┌──
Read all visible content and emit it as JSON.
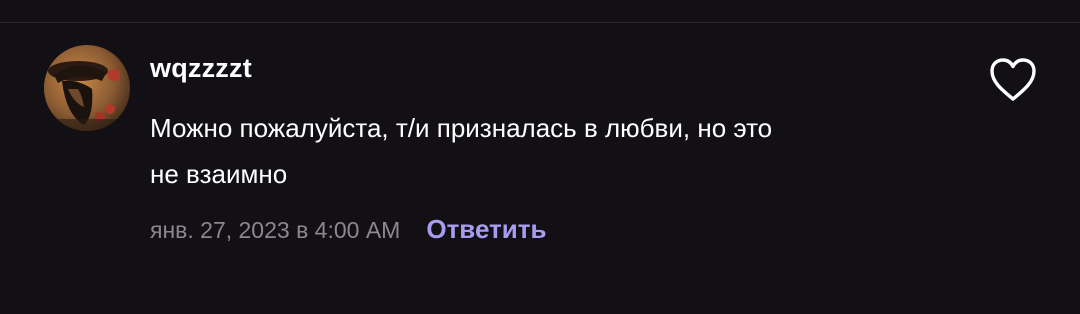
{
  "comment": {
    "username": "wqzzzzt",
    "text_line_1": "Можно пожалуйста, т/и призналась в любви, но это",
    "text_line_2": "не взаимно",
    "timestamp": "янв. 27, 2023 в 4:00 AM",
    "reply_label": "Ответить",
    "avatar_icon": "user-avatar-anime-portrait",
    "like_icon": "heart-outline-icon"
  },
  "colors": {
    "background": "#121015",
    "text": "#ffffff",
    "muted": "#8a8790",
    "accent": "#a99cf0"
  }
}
└──
┌──
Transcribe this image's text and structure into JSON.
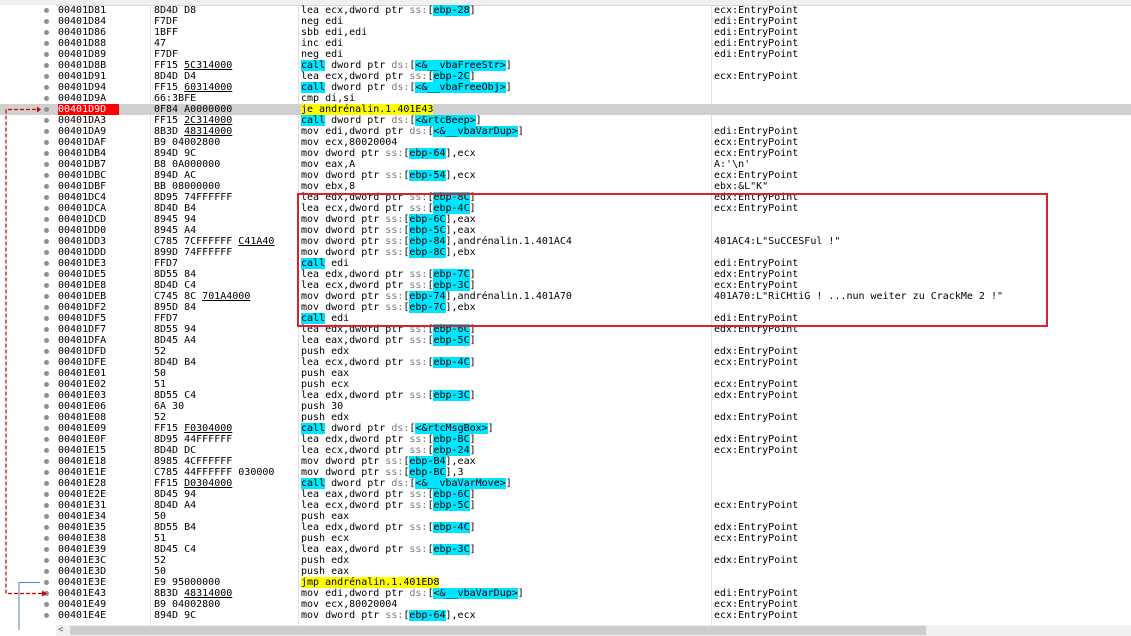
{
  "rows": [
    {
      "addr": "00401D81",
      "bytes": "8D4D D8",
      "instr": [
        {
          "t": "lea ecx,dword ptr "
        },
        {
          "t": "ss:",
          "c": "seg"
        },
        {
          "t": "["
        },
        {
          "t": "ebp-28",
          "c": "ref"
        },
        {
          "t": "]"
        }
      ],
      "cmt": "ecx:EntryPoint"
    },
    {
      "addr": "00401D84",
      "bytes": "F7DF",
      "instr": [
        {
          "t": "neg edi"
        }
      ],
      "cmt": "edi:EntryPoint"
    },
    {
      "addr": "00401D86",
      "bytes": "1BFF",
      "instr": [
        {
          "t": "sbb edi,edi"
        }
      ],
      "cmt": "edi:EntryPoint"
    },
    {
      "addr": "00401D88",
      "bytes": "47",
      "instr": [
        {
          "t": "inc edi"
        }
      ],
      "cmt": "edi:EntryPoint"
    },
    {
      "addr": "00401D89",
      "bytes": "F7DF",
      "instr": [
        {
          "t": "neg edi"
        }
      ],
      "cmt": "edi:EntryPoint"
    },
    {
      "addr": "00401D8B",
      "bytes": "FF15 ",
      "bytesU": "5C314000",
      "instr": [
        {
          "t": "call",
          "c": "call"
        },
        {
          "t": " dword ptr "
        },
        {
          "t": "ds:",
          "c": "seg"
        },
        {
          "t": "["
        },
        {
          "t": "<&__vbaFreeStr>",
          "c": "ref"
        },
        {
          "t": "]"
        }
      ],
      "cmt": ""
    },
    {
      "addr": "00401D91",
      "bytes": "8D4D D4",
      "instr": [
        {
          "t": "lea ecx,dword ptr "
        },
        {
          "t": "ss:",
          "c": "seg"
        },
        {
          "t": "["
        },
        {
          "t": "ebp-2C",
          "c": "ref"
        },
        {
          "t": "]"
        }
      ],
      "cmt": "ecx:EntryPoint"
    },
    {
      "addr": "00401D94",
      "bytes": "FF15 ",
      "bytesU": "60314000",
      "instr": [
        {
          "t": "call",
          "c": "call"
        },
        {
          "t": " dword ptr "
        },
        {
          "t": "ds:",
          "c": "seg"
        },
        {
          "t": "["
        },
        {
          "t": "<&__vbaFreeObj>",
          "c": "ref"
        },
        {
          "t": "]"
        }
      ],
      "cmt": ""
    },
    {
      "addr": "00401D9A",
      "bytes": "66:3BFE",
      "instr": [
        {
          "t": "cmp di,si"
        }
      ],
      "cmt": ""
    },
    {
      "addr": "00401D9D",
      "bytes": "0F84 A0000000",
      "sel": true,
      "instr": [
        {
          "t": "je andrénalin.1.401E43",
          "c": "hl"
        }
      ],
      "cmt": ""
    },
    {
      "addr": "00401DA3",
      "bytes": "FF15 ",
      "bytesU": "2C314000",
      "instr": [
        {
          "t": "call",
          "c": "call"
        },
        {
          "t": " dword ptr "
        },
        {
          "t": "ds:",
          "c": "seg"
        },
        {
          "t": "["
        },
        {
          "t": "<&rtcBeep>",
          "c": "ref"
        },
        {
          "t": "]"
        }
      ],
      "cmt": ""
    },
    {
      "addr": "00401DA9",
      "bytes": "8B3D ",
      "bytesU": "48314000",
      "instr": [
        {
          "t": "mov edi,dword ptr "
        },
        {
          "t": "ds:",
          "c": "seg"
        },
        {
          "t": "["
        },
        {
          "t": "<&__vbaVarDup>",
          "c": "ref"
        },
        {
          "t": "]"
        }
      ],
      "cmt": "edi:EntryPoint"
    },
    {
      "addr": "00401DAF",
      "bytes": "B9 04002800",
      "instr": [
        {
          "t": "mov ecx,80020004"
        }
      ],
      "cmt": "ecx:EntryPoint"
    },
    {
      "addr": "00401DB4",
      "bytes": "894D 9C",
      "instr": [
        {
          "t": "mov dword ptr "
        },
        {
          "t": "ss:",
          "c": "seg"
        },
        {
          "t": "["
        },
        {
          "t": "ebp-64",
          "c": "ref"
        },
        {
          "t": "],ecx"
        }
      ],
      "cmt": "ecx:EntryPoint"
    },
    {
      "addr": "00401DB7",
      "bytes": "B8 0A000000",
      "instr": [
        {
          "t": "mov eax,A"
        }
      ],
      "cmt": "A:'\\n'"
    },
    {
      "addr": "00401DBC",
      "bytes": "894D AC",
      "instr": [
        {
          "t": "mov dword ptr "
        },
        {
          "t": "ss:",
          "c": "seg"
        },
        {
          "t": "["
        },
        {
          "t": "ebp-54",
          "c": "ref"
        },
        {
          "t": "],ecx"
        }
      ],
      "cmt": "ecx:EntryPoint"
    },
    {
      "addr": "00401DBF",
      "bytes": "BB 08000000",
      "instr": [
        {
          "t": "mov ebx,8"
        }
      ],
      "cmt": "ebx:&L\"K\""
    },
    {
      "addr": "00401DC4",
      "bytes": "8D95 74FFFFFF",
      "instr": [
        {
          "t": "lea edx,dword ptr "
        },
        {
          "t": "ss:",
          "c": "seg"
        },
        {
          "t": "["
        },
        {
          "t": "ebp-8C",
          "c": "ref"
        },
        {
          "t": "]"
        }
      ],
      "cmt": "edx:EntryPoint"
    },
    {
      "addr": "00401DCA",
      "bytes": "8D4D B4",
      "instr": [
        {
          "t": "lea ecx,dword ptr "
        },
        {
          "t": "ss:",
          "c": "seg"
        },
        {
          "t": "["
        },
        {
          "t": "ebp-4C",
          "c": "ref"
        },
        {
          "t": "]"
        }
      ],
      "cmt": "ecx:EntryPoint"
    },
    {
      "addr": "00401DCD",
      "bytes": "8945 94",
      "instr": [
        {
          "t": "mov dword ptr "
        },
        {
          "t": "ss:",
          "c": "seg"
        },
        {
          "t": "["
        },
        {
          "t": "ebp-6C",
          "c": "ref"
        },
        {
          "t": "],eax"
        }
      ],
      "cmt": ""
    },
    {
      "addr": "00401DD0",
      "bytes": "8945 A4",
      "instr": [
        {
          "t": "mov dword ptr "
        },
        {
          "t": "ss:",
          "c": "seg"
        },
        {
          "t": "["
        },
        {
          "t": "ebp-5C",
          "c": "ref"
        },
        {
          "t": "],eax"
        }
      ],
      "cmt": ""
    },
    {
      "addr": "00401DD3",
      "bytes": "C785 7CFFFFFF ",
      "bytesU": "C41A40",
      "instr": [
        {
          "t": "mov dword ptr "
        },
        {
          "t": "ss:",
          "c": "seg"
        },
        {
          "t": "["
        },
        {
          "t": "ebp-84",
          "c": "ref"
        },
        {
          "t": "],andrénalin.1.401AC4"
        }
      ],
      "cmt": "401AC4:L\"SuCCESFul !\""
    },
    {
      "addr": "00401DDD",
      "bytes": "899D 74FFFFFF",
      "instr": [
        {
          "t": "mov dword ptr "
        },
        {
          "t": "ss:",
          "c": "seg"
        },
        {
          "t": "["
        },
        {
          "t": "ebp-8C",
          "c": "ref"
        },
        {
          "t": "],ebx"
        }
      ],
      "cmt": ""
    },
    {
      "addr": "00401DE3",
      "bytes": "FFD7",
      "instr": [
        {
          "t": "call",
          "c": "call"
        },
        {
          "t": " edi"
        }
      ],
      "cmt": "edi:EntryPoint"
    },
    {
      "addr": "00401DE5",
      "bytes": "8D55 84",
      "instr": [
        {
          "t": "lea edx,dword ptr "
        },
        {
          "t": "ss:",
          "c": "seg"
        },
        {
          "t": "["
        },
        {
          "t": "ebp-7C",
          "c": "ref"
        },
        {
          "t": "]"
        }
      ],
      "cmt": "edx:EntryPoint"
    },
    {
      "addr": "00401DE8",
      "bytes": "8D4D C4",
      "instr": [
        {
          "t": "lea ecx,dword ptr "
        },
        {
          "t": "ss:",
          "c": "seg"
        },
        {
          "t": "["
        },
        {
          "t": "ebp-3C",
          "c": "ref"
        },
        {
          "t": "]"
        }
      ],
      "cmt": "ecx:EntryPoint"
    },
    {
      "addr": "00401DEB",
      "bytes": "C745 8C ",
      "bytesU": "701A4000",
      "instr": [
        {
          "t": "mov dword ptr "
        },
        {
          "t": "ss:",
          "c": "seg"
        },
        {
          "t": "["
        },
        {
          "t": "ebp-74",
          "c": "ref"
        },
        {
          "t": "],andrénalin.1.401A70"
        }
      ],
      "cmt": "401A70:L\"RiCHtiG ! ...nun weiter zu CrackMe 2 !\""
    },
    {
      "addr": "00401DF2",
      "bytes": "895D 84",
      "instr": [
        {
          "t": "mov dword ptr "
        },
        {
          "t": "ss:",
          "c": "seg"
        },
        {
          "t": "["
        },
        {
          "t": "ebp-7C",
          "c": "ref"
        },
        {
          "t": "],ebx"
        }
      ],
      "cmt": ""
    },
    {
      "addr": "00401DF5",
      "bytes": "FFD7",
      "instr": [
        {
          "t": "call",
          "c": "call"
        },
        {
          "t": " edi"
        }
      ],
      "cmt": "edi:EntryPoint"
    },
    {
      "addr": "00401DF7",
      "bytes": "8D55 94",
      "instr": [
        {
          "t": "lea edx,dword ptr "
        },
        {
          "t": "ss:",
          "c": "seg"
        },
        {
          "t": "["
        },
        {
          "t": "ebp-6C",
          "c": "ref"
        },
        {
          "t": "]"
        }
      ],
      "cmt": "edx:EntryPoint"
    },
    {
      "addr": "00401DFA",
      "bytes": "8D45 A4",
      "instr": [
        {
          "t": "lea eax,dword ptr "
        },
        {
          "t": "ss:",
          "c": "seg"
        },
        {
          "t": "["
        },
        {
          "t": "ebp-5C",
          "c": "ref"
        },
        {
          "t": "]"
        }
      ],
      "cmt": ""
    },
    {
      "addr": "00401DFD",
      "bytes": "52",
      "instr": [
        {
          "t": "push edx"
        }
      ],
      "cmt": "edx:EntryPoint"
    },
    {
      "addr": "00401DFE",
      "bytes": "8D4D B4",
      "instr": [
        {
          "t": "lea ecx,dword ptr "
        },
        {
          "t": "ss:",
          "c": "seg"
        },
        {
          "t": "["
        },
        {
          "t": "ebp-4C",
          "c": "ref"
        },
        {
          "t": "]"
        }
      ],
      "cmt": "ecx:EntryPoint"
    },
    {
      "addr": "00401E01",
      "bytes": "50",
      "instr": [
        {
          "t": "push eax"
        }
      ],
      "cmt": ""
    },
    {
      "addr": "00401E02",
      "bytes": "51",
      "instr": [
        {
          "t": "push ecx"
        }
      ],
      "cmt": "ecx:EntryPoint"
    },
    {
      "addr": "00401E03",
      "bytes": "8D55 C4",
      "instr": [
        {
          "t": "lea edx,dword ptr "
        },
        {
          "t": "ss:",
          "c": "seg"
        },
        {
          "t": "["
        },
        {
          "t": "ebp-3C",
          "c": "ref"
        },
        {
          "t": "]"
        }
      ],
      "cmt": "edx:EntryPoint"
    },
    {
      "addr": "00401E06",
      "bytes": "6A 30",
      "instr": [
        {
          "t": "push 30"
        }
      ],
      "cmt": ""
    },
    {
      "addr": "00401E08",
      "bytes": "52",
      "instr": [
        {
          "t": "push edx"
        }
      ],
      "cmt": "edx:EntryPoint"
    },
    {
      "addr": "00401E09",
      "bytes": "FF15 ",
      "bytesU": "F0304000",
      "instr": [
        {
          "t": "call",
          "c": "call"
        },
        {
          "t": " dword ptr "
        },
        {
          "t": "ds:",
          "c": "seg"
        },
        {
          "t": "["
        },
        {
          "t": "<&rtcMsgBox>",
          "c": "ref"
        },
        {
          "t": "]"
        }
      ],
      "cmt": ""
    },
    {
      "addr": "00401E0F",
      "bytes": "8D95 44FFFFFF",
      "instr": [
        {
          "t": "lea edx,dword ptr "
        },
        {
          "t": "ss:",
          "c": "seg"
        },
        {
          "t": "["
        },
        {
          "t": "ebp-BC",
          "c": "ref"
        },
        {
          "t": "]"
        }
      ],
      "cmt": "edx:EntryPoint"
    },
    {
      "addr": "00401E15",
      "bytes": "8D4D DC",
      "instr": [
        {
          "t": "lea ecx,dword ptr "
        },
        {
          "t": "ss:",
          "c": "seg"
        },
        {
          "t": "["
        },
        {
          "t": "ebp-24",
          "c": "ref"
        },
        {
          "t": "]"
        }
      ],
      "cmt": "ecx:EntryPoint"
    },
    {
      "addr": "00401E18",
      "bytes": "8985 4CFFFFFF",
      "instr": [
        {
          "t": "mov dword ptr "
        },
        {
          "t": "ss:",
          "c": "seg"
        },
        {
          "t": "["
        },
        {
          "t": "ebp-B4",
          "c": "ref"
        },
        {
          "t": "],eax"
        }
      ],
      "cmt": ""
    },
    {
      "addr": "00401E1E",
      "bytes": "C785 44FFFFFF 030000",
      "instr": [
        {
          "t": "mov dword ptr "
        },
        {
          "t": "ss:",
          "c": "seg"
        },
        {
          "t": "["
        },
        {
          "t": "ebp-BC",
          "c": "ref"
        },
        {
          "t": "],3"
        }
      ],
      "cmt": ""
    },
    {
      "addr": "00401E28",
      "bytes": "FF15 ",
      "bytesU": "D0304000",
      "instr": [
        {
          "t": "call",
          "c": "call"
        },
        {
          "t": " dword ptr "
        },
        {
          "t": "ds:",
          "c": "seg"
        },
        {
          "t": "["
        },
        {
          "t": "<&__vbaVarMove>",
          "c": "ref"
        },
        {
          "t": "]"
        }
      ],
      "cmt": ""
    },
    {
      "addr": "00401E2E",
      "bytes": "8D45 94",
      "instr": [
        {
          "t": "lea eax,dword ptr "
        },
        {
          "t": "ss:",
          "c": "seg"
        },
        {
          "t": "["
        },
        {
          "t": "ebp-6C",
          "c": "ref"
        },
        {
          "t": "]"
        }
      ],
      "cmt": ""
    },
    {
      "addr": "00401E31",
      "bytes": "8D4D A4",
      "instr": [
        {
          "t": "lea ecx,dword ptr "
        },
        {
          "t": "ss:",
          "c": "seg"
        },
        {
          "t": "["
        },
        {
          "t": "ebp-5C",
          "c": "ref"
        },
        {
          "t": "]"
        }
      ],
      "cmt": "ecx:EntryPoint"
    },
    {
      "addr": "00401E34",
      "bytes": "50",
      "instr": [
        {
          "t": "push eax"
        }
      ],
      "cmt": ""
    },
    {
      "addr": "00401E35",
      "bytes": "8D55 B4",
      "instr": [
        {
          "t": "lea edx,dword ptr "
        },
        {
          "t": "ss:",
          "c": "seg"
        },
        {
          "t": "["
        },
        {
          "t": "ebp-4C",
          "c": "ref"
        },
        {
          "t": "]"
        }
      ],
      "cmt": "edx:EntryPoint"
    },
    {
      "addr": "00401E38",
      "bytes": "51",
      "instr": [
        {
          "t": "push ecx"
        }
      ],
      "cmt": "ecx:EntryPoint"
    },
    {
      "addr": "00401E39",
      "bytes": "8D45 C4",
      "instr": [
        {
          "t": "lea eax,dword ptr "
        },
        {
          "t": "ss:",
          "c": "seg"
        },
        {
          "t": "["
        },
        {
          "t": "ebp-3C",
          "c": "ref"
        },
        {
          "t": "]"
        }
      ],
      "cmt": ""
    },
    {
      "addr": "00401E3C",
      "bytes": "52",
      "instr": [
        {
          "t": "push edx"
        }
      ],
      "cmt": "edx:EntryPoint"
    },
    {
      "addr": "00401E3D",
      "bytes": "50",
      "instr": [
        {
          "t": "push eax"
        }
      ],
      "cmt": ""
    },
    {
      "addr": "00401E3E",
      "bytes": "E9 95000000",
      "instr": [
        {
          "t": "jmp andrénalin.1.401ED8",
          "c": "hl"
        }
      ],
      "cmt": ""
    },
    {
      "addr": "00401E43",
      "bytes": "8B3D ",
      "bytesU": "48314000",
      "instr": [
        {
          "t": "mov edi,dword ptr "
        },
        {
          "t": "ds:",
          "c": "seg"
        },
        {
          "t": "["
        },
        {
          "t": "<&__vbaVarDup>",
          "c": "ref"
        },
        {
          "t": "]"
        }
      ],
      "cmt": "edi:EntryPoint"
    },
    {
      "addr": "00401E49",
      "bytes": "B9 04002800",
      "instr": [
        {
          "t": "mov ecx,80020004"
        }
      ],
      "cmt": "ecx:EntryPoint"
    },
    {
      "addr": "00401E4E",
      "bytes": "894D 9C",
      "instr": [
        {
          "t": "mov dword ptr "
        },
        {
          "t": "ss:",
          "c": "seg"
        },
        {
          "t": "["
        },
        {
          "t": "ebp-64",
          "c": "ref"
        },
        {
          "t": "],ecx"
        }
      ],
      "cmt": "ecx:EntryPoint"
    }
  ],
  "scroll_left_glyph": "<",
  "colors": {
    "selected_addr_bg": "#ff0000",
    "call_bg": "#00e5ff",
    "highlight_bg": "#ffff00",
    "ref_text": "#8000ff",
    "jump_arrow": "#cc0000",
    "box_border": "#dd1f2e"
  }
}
└──
:: DIRECTION ::
What is the number of lines in this material that hold the string "bytesU"? Answer with that number only.

:: IN RESPONSE ::
9